» TEXTO FORNECIDO
Fotos: Mauro Mello
A cobrança de dívidas anteriores a regularização da conta de luz em bairros de baixa renda da Região Metropolitana; os serviços de manutenção inconsistentes, que não resolvem os problemas nos postes e na fiação; além da demora e a falta de retorno das demandas dos consumidores, foram os principais problemas apontados na audiência pública que tratou do atendimento da concessionária CEEE-Equatorial.
Protocolada em conjunto pela presidenta da Comissão de Segurança, Serviços Públicos e Modernização do Estado, deputada Stela Farias e pelo deputado Pepe Vargas, membro titular, a audiência lotou o Plenarinho da Assembleia Legislativa. Entre os presentes estavam moradores dos bairros Onze de Abril, Jardim Porto Alegre, Porto Seco, Vila Amazônia, Loteamento do Bosque, Lomba do Pinheiro, Condomínio Marista, localizados em Alvorada, Viamão e Porto Alegre.

» TAREFA 1
Segundo o texto fornecido, em que local foi realizada a audiência pública sobre o atendimento da concessionária CEEE-Equatorial?
» TAREFA 2
Reproduza fielmente o trecho do texto fornecido que começa em "Fotos: Mauro Mello" e vai até "da concessionária CEEE-Equatorial.", inclusive.

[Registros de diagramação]
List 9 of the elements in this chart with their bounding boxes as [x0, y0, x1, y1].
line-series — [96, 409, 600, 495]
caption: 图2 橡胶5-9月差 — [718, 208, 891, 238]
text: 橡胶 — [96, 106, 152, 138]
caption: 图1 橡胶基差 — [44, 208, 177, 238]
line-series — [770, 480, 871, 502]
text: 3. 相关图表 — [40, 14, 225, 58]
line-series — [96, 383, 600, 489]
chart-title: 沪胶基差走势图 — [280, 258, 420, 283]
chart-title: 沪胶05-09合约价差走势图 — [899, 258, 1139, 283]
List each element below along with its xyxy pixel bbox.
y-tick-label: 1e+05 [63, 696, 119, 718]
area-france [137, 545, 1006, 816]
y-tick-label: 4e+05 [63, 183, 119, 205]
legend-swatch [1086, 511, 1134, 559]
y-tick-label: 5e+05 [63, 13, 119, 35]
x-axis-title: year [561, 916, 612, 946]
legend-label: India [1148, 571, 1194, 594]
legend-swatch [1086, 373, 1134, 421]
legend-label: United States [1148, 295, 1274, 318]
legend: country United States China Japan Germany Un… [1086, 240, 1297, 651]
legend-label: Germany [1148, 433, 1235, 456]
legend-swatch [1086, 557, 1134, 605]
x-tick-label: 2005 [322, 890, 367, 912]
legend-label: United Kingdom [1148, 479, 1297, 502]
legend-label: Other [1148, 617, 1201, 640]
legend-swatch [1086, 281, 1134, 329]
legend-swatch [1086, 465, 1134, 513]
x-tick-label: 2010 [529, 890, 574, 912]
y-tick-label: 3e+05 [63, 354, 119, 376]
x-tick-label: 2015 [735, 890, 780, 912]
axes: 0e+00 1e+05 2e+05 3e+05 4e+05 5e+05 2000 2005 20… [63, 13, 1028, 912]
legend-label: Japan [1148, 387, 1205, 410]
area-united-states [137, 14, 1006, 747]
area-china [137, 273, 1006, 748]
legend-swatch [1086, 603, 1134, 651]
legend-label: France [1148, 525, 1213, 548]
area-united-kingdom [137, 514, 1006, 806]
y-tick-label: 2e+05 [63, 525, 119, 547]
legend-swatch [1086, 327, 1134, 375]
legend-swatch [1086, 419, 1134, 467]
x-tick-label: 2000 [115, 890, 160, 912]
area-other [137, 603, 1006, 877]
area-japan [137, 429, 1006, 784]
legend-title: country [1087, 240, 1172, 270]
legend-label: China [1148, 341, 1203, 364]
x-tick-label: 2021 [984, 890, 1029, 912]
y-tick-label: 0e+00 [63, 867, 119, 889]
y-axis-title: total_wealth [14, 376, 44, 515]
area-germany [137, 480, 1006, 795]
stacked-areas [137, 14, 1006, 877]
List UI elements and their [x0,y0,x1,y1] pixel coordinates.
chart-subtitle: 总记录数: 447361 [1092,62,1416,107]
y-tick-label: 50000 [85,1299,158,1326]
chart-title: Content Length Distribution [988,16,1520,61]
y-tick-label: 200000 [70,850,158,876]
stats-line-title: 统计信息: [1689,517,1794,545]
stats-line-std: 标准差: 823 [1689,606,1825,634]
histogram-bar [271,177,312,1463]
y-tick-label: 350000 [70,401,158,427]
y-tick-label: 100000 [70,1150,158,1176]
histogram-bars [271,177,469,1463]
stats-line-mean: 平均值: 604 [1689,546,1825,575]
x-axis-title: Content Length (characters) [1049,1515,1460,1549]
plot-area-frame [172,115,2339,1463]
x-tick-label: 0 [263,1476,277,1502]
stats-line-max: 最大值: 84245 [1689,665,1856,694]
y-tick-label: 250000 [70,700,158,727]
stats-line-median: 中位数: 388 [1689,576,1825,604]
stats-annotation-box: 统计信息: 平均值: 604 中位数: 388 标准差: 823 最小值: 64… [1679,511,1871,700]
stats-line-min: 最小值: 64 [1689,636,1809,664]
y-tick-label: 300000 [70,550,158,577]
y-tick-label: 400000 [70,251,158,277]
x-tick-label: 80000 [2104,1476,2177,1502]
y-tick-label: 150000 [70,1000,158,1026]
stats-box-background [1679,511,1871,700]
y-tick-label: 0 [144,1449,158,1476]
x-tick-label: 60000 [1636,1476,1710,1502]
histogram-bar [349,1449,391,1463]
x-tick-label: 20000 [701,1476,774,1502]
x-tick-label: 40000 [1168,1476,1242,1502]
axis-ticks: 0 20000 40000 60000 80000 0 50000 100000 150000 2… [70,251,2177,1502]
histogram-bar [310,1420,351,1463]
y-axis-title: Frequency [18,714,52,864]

» RESOLUÇÃO DETALHADA 1
No Plenarinho da Assembleia Legislativa.

» RESOLUÇÃO DETALHADA 2
Fotos: Mauro Mello
A cobrança de dívidas anteriores a regularização da conta de luz em bairros de baixa renda da Região Metropolitana; os serviços de manutenção inconsistentes, que não resolvem os problemas nos postes e na fiação; além da demora e a falta de retorno das demandas dos consumidores, foram os principais problemas apontados na audiência pública que tratou do atendimento da concessionária CEEE-Equatorial.